PROBLEM TO SOLVE ->
Can you copy out, word for word, the part of the Rubens exhibition text starting at "The restaurant remains" and ending at "Rubens exhibition about?"?

SOURCE DOCUMENT ->
····················
The restaurant remains closed, as it is not commercially viable to open with a limited number of visitors and social distancing in place. The museum shop is open and has been expanded into the former cloakroom space (no longer in use) for greater social distancing.
In 2022, the Wallace Collection will host two temporary exhibitions; each centred around one of the masterpieces in the Collection.
What is the Rubens exhibition about?
For the first time in over two hundred years, Peter Paul Rubens’s (1577-1640) two great masterpieces of landscape painting, The Rainbow Landscape (The Wallace Collection) and A View of Het Steen in the Early Morning (The National Gallery) will be reunited as part of an exhibition at the Wallace Collection. Although kept together in Rubens’s own collection, the paintings were brought to London in 1803, and separated for good with The Rainbow Landscape eventually entering the Wallace Collection and A View of Het Steen in the Early Morning, the National Gallery collection.
Painted as a companion pair, these sweeping panoramic works show Rubens’s newly acquired manor house and estate, Het Steen, at Elewijt (between Brussels and Antwerp) as it was in about 1636. They both celebrate the fertile countryside of Brabant, and pay homage to the great Flemish tradition of landscape painting. The exhibition will explore these paintings as the culmination of Rubens’s practice as a landscape painter, offering new insights into how they were developed as compositions through new technical imaging and photography, together with a newly commissioned documentary exploring Rubens’s work.
Key Exhibition Information
Exhibition dates: 19 April 2022 – 13 September 2022
Exhibition hashtag: #ReunitingRubens
The exhibition will be free but ticketed.
····················
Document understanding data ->
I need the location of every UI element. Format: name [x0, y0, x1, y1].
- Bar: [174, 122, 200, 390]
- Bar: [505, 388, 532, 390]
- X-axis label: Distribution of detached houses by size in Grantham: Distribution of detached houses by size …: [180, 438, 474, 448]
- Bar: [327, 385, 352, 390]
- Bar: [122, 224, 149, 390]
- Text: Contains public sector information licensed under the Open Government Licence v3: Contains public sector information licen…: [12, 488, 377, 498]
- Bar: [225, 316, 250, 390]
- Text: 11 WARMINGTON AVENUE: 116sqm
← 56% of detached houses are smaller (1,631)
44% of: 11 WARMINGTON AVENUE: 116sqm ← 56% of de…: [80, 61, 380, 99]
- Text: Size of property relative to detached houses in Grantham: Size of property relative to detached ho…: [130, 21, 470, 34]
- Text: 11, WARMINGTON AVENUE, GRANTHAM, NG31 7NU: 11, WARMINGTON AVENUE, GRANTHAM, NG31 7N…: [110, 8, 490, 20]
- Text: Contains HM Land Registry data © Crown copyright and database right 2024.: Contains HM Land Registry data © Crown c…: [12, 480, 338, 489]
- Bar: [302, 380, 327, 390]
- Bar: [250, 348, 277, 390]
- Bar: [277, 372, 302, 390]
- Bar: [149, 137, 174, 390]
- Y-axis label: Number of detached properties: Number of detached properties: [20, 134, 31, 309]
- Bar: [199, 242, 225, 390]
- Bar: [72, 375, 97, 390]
····················
EXERCISE OUTPUT ->
The restaurant remains closed, as it is not commercially viable to open with a limited number of visitors and social distancing in place. The museum shop is open and has been expanded into the former cloakroom space (no longer in use) for greater social distancing.
In 2022, the Wallace Collection will host two temporary exhibitions; each centred around one of the masterpieces in the Collection.
What is the Rubens exhibition about?